--- DATASET RECORDS ---

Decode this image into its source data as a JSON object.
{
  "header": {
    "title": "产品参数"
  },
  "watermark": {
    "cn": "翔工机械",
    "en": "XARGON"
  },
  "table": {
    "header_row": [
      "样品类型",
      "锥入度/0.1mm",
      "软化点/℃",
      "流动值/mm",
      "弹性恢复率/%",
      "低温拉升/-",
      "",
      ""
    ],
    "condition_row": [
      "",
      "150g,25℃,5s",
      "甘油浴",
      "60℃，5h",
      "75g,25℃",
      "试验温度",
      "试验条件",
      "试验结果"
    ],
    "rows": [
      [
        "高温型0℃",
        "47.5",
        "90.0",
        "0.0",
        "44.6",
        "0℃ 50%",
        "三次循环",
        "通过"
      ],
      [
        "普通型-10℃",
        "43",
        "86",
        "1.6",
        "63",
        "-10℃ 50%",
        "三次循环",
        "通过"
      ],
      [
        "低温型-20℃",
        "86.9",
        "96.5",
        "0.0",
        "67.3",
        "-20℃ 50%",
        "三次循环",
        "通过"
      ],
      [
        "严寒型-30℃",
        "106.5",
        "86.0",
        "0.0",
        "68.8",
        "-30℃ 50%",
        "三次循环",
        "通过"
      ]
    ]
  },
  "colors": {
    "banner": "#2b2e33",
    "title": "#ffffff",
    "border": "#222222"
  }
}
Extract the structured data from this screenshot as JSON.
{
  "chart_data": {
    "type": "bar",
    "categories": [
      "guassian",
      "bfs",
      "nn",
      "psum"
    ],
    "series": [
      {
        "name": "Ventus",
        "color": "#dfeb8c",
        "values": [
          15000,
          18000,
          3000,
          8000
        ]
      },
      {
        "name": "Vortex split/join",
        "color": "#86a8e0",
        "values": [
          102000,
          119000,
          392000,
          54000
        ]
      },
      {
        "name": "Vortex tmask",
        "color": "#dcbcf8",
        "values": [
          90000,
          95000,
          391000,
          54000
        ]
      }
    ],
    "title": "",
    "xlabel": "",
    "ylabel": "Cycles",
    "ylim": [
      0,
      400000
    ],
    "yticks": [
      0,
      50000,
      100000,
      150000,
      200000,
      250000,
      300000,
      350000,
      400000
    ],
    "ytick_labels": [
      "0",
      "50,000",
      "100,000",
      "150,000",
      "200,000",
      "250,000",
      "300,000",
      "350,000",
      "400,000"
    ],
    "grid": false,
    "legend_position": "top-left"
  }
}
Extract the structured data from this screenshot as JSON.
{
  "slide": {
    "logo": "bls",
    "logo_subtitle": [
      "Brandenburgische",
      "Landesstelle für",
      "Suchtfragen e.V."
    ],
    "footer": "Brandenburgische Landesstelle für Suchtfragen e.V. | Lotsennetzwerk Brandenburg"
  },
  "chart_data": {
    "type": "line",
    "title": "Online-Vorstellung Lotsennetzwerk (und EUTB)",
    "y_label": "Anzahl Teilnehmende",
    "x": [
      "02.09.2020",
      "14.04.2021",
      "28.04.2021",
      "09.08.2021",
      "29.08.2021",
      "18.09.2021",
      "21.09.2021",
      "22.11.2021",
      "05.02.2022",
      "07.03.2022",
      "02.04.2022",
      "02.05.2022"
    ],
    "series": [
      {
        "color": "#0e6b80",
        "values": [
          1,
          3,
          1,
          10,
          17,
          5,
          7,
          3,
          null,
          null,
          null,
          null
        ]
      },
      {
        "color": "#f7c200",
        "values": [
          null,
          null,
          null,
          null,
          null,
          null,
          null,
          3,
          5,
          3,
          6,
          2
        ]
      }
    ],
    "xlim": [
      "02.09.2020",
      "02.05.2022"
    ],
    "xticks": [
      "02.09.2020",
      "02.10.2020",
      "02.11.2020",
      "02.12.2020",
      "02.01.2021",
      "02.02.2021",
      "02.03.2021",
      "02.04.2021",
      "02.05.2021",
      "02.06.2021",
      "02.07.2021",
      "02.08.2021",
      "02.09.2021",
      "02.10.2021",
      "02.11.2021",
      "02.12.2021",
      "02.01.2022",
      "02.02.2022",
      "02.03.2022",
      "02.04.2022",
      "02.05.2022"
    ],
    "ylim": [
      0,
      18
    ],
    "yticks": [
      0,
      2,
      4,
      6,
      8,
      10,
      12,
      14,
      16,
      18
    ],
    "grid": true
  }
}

---

WRITTEN PROBLEM:
Word for word, write out all of the data above.

FINISHED EXERCISE:
Decode this image into its source data as a JSON object.
{
  "header": {
    "title": "产品参数"
  },
  "watermark": {
    "cn": "翔工机械",
    "en": "XARGON"
  },
  "table": {
    "header_row": [
      "样品类型",
      "锥入度/0.1mm",
      "软化点/℃",
      "流动值/mm",
      "弹性恢复率/%",
      "低温拉升/-",
      "",
      ""
    ],
    "condition_row": [
      "",
      "150g,25℃,5s",
      "甘油浴",
      "60℃，5h",
      "75g,25℃",
      "试验温度",
      "试验条件",
      "试验结果"
    ],
    "rows": [
      [
        "高温型0℃",
        "47.5",
        "90.0",
        "0.0",
        "44.6",
        "0℃ 50%",
        "三次循环",
        "通过"
      ],
      [
        "普通型-10℃",
        "43",
        "86",
        "1.6",
        "63",
        "-10℃ 50%",
        "三次循环",
        "通过"
      ],
      [
        "低温型-20℃",
        "86.9",
        "96.5",
        "0.0",
        "67.3",
        "-20℃ 50%",
        "三次循环",
        "通过"
      ],
      [
        "严寒型-30℃",
        "106.5",
        "86.0",
        "0.0",
        "68.8",
        "-30℃ 50%",
        "三次循环",
        "通过"
      ]
    ]
  },
  "colors": {
    "banner": "#2b2e33",
    "title": "#ffffff",
    "border": "#222222"
  }
}
Extract the structured data from this screenshot as JSON.
{
  "chart_data": {
    "type": "bar",
    "categories": [
      "guassian",
      "bfs",
      "nn",
      "psum"
    ],
    "series": [
      {
        "name": "Ventus",
        "color": "#dfeb8c",
        "values": [
          15000,
          18000,
          3000,
          8000
        ]
      },
      {
        "name": "Vortex split/join",
        "color": "#86a8e0",
        "values": [
          102000,
          119000,
          392000,
          54000
        ]
      },
      {
        "name": "Vortex tmask",
        "color": "#dcbcf8",
        "values": [
          90000,
          95000,
          391000,
          54000
        ]
      }
    ],
    "title": "",
    "xlabel": "",
    "ylabel": "Cycles",
    "ylim": [
      0,
      400000
    ],
    "yticks": [
      0,
      50000,
      100000,
      150000,
      200000,
      250000,
      300000,
      350000,
      400000
    ],
    "ytick_labels": [
      "0",
      "50,000",
      "100,000",
      "150,000",
      "200,000",
      "250,000",
      "300,000",
      "350,000",
      "400,000"
    ],
    "grid": false,
    "legend_position": "top-left"
  }
}
Extract the structured data from this screenshot as JSON.
{
  "slide": {
    "logo": "bls",
    "logo_subtitle": [
      "Brandenburgische",
      "Landesstelle für",
      "Suchtfragen e.V."
    ],
    "footer": "Brandenburgische Landesstelle für Suchtfragen e.V. | Lotsennetzwerk Brandenburg"
  },
  "chart_data": {
    "type": "line",
    "title": "Online-Vorstellung Lotsennetzwerk (und EUTB)",
    "y_label": "Anzahl Teilnehmende",
    "x": [
      "02.09.2020",
      "14.04.2021",
      "28.04.2021",
      "09.08.2021",
      "29.08.2021",
      "18.09.2021",
      "21.09.2021",
      "22.11.2021",
      "05.02.2022",
      "07.03.2022",
      "02.04.2022",
      "02.05.2022"
    ],
    "series": [
      {
        "color": "#0e6b80",
        "values": [
          1,
          3,
          1,
          10,
          17,
          5,
          7,
          3,
          null,
          null,
          null,
          null
        ]
      },
      {
        "color": "#f7c200",
        "values": [
          null,
          null,
          null,
          null,
          null,
          null,
          null,
          3,
          5,
          3,
          6,
          2
        ]
      }
    ],
    "xlim": [
      "02.09.2020",
      "02.05.2022"
    ],
    "xticks": [
      "02.09.2020",
      "02.10.2020",
      "02.11.2020",
      "02.12.2020",
      "02.01.2021",
      "02.02.2021",
      "02.03.2021",
      "02.04.2021",
      "02.05.2021",
      "02.06.2021",
      "02.07.2021",
      "02.08.2021",
      "02.09.2021",
      "02.10.2021",
      "02.11.2021",
      "02.12.2021",
      "02.01.2022",
      "02.02.2022",
      "02.03.2022",
      "02.04.2022",
      "02.05.2022"
    ],
    "ylim": [
      0,
      18
    ],
    "yticks": [
      0,
      2,
      4,
      6,
      8,
      10,
      12,
      14,
      16,
      18
    ],
    "grid": true
  }
}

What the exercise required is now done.